## STATED GOAL
Each record below must be returned exactly as shown.

── DATA SUPPLIED

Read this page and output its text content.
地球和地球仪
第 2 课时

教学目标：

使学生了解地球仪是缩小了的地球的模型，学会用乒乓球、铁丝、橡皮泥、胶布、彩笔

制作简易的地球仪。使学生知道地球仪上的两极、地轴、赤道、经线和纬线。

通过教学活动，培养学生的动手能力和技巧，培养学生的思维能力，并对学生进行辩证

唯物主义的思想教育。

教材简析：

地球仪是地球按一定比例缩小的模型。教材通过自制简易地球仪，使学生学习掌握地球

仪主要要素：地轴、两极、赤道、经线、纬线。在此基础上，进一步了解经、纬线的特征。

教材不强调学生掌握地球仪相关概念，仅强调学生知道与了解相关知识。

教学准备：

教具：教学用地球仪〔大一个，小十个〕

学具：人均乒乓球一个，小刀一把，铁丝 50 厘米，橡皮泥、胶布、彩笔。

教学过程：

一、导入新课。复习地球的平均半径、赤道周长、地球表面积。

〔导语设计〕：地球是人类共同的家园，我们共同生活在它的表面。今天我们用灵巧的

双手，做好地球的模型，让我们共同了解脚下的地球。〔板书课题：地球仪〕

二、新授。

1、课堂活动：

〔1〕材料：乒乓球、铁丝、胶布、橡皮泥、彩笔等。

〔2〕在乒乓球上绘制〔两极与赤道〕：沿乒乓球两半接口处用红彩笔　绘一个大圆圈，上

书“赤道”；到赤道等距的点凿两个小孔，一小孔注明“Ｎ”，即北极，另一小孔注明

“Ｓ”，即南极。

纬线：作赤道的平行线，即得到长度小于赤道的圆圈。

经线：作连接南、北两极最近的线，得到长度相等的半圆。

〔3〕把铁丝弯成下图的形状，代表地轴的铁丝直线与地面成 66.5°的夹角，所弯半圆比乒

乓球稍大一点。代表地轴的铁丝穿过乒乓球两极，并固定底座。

────

## ANSWER FOR THE TASK
Read this page and output its text content.
地球和地球仪
第 2 课时

教学目标：

使学生了解地球仪是缩小了的地球的模型，学会用乒乓球、铁丝、橡皮泥、胶布、彩笔

制作简易的地球仪。使学生知道地球仪上的两极、地轴、赤道、经线和纬线。

通过教学活动，培养学生的动手能力和技巧，培养学生的思维能力，并对学生进行辩证

唯物主义的思想教育。

教材简析：

地球仪是地球按一定比例缩小的模型。教材通过自制简易地球仪，使学生学习掌握地球

仪主要要素：地轴、两极、赤道、经线、纬线。在此基础上，进一步了解经、纬线的特征。

教材不强调学生掌握地球仪相关概念，仅强调学生知道与了解相关知识。

教学准备：

教具：教学用地球仪〔大一个，小十个〕

学具：人均乒乓球一个，小刀一把，铁丝 50 厘米，橡皮泥、胶布、彩笔。

教学过程：

一、导入新课。复习地球的平均半径、赤道周长、地球表面积。

〔导语设计〕：地球是人类共同的家园，我们共同生活在它的表面。今天我们用灵巧的

双手，做好地球的模型，让我们共同了解脚下的地球。〔板书课题：地球仪〕

二、新授。

1、课堂活动：

〔1〕材料：乒乓球、铁丝、胶布、橡皮泥、彩笔等。

〔2〕在乒乓球上绘制〔两极与赤道〕：沿乒乓球两半接口处用红彩笔　绘一个大圆圈，上

书“赤道”；到赤道等距的点凿两个小孔，一小孔注明“Ｎ”，即北极，另一小孔注明

“Ｓ”，即南极。

纬线：作赤道的平行线，即得到长度小于赤道的圆圈。

经线：作连接南、北两极最近的线，得到长度相等的半圆。

〔3〕把铁丝弯成下图的形状，代表地轴的铁丝直线与地面成 66.5°的夹角，所弯半圆比乒

乓球稍大一点。代表地轴的铁丝穿过乒乓球两极，并固定底座。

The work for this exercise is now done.